* _Data for this task_:
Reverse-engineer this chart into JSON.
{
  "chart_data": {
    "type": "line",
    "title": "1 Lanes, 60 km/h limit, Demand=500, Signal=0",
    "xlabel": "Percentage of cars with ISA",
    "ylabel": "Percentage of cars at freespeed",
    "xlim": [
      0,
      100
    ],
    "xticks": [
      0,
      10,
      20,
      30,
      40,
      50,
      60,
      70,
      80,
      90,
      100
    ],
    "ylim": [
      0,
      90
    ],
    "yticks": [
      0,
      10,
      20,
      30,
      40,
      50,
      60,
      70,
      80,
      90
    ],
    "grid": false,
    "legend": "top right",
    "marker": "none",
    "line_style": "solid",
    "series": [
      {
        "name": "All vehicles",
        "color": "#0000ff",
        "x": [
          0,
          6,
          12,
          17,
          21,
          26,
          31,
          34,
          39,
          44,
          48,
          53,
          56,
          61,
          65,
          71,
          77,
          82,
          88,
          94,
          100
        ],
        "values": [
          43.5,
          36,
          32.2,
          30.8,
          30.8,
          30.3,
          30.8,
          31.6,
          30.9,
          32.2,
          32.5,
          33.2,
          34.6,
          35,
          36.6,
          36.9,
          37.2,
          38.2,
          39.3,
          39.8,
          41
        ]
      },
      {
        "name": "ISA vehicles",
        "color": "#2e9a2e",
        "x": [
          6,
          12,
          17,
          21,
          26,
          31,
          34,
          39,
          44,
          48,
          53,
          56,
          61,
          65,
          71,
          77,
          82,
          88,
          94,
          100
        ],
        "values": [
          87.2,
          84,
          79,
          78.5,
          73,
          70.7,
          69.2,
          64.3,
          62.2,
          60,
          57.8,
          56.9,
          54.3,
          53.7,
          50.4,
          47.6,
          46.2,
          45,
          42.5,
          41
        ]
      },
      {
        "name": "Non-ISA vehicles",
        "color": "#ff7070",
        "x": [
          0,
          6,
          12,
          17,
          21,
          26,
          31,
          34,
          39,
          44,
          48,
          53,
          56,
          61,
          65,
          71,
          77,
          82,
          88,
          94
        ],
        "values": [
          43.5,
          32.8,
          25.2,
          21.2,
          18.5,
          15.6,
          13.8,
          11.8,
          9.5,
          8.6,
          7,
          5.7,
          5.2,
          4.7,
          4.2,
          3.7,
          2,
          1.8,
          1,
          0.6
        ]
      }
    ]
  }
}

* _Instruction_: Using the records above, select and copy every line that has the word "name".

* _Written response_:
        "name": "All vehicles",
        "name": "ISA vehicles",
        "name": "Non-ISA vehicles",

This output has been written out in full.